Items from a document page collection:
━━━━━━━━━━━━━━━━
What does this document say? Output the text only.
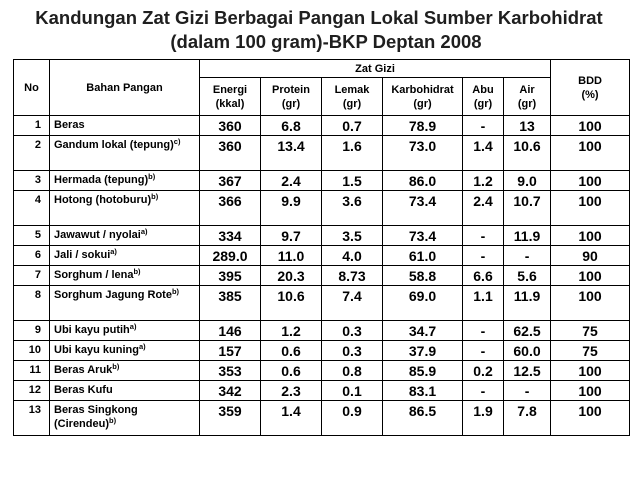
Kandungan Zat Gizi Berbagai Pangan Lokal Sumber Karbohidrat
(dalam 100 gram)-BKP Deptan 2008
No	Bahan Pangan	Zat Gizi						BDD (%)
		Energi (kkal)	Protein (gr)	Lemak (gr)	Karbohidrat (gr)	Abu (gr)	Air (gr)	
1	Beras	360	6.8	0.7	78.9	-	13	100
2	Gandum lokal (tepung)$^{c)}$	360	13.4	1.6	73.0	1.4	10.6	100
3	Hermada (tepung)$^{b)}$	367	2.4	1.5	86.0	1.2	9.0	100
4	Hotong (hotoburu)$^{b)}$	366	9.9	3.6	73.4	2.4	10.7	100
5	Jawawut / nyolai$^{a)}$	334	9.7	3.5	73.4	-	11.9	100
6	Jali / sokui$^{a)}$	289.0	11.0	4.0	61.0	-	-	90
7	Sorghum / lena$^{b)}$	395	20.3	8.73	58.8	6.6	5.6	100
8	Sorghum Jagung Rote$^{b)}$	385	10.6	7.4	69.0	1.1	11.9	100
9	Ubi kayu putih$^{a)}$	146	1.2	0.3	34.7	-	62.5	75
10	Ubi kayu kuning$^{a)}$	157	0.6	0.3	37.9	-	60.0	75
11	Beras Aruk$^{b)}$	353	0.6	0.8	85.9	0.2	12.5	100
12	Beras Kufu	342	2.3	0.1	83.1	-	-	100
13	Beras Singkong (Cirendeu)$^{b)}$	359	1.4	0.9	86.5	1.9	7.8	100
━━━━━━━━━━━━━━━━
WORK INSTRUCTION: Go through the data above and transcribe it in full, omitting any image.

COMPLETED TASK:
What does this document say? Output the text only.
Kandungan Zat Gizi Berbagai Pangan Lokal Sumber Karbohidrat
(dalam 100 gram)-BKP Deptan 2008
No	Bahan Pangan	Zat Gizi						BDD (%)
		Energi (kkal)	Protein (gr)	Lemak (gr)	Karbohidrat (gr)	Abu (gr)	Air (gr)	
1	Beras	360	6.8	0.7	78.9	-	13	100
2	Gandum lokal (tepung)$^{c)}$	360	13.4	1.6	73.0	1.4	10.6	100
3	Hermada (tepung)$^{b)}$	367	2.4	1.5	86.0	1.2	9.0	100
4	Hotong (hotoburu)$^{b)}$	366	9.9	3.6	73.4	2.4	10.7	100
5	Jawawut / nyolai$^{a)}$	334	9.7	3.5	73.4	-	11.9	100
6	Jali / sokui$^{a)}$	289.0	11.0	4.0	61.0	-	-	90
7	Sorghum / lena$^{b)}$	395	20.3	8.73	58.8	6.6	5.6	100
8	Sorghum Jagung Rote$^{b)}$	385	10.6	7.4	69.0	1.1	11.9	100
9	Ubi kayu putih$^{a)}$	146	1.2	0.3	34.7	-	62.5	75
10	Ubi kayu kuning$^{a)}$	157	0.6	0.3	37.9	-	60.0	75
11	Beras Aruk$^{b)}$	353	0.6	0.8	85.9	0.2	12.5	100
12	Beras Kufu	342	2.3	0.1	83.1	-	-	100
13	Beras Singkong (Cirendeu)$^{b)}$	359	1.4	0.9	86.5	1.9	7.8	100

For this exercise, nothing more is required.